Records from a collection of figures
§

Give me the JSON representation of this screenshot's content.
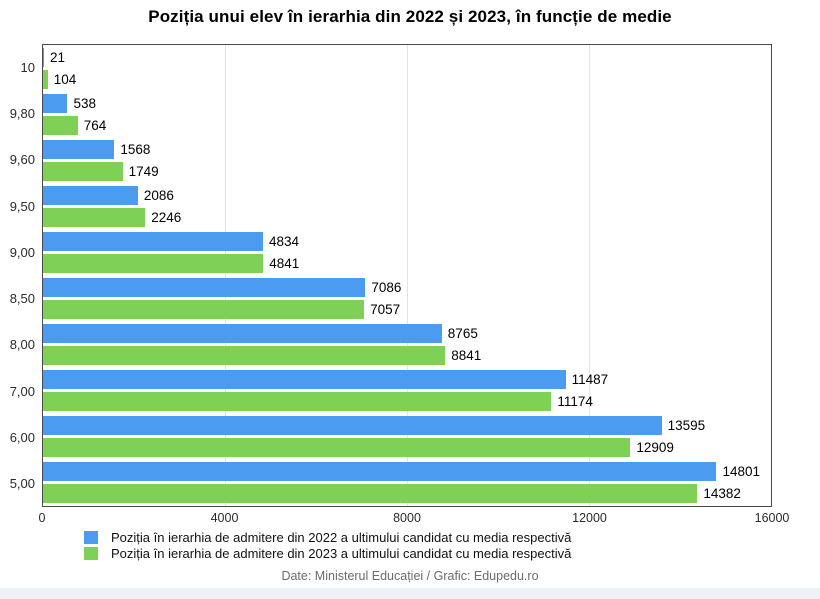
{
  "title": "Poziția unui elev în ierarhia din 2022 și 2023, în funcție de medie",
  "footer": "Date: Ministerul Educației / Grafic: Edupedu.ro",
  "chart_data": {
    "type": "bar",
    "orientation": "horizontal",
    "title": "Poziția unui elev în ierarhia din 2022 și 2023, în funcție de medie",
    "categories": [
      "10",
      "9,80",
      "9,60",
      "9,50",
      "9,00",
      "8,50",
      "8,00",
      "7,00",
      "6,00",
      "5,00"
    ],
    "series": [
      {
        "id": "2022",
        "name": "Poziția în ierarhia de admitere din 2022 a ultimului candidat cu media respectivă",
        "color": "#4b9cf1",
        "values": [
          21,
          538,
          1568,
          2086,
          4834,
          7086,
          8765,
          11487,
          13595,
          14801
        ]
      },
      {
        "id": "2023",
        "name": "Poziția în ierarhia de admitere din 2023 a ultimului candidat cu media respectivă",
        "color": "#7fd156",
        "values": [
          104,
          764,
          1749,
          2246,
          4841,
          7057,
          8841,
          11174,
          12909,
          14382
        ]
      }
    ],
    "xlabel": "",
    "ylabel": "",
    "xlim": [
      0,
      16000
    ],
    "x_ticks": [
      0,
      4000,
      8000,
      12000,
      16000
    ],
    "grid": true,
    "value_labels": true,
    "legend_position": "bottom"
  }
}
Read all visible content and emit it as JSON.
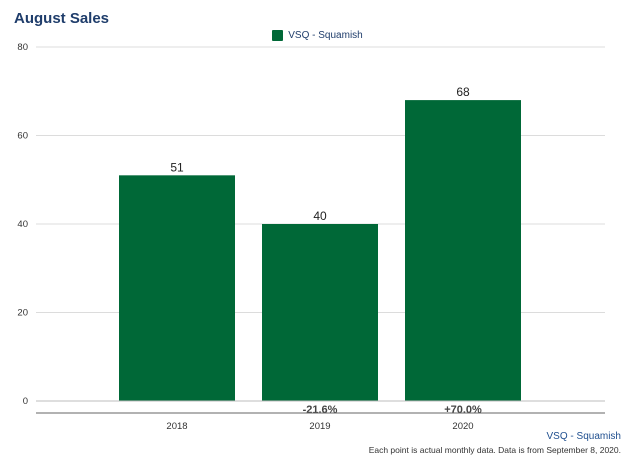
{
  "chart_data": {
    "type": "bar",
    "title": "August Sales",
    "categories": [
      "2018",
      "2019",
      "2020"
    ],
    "series": [
      {
        "name": "VSQ - Squamish",
        "values": [
          51,
          40,
          68
        ]
      }
    ],
    "value_labels": [
      "51",
      "40",
      "68"
    ],
    "change_labels": [
      "",
      "-21.6%",
      "+70.0%"
    ],
    "yticks": [
      "0",
      "20",
      "40",
      "60",
      "80"
    ],
    "ylim": [
      0,
      80
    ],
    "grid": true,
    "legend": "top-center"
  },
  "colors": {
    "bar": "#006837",
    "title": "#1f3d6b"
  },
  "footer": {
    "series_label": "VSQ - Squamish",
    "note": "Each point is actual monthly data. Data is from September 8, 2020."
  }
}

§

**TASK INSTRUCTIONS:**
Restate each line of the records exactly; pictures do not belong in the copy.

**FULL RESPONSE:**
Give me the JSON representation of this screenshot's content.
{
  "title": "Poziția unui elev în ierarhia din 2022 și 2023, în funcție de medie",
  "footer": "Date: Ministerul Educației / Grafic: Edupedu.ro",
  "chart_data": {
    "type": "bar",
    "orientation": "horizontal",
    "title": "Poziția unui elev în ierarhia din 2022 și 2023, în funcție de medie",
    "categories": [
      "10",
      "9,80",
      "9,60",
      "9,50",
      "9,00",
      "8,50",
      "8,00",
      "7,00",
      "6,00",
      "5,00"
    ],
    "series": [
      {
        "id": "2022",
        "name": "Poziția în ierarhia de admitere din 2022 a ultimului candidat cu media respectivă",
        "color": "#4b9cf1",
        "values": [
          21,
          538,
          1568,
          2086,
          4834,
          7086,
          8765,
          11487,
          13595,
          14801
        ]
      },
      {
        "id": "2023",
        "name": "Poziția în ierarhia de admitere din 2023 a ultimului candidat cu media respectivă",
        "color": "#7fd156",
        "values": [
          104,
          764,
          1749,
          2246,
          4841,
          7057,
          8841,
          11174,
          12909,
          14382
        ]
      }
    ],
    "xlabel": "",
    "ylabel": "",
    "xlim": [
      0,
      16000
    ],
    "x_ticks": [
      0,
      4000,
      8000,
      12000,
      16000
    ],
    "grid": true,
    "value_labels": true,
    "legend_position": "bottom"
  }
}
Read all visible content and emit it as JSON.
{
  "chart_data": {
    "type": "bar",
    "title": "August Sales",
    "categories": [
      "2018",
      "2019",
      "2020"
    ],
    "series": [
      {
        "name": "VSQ - Squamish",
        "values": [
          51,
          40,
          68
        ]
      }
    ],
    "value_labels": [
      "51",
      "40",
      "68"
    ],
    "change_labels": [
      "",
      "-21.6%",
      "+70.0%"
    ],
    "yticks": [
      "0",
      "20",
      "40",
      "60",
      "80"
    ],
    "ylim": [
      0,
      80
    ],
    "grid": true,
    "legend": "top-center"
  },
  "colors": {
    "bar": "#006837",
    "title": "#1f3d6b"
  },
  "footer": {
    "series_label": "VSQ - Squamish",
    "note": "Each point is actual monthly data. Data is from September 8, 2020."
  }
}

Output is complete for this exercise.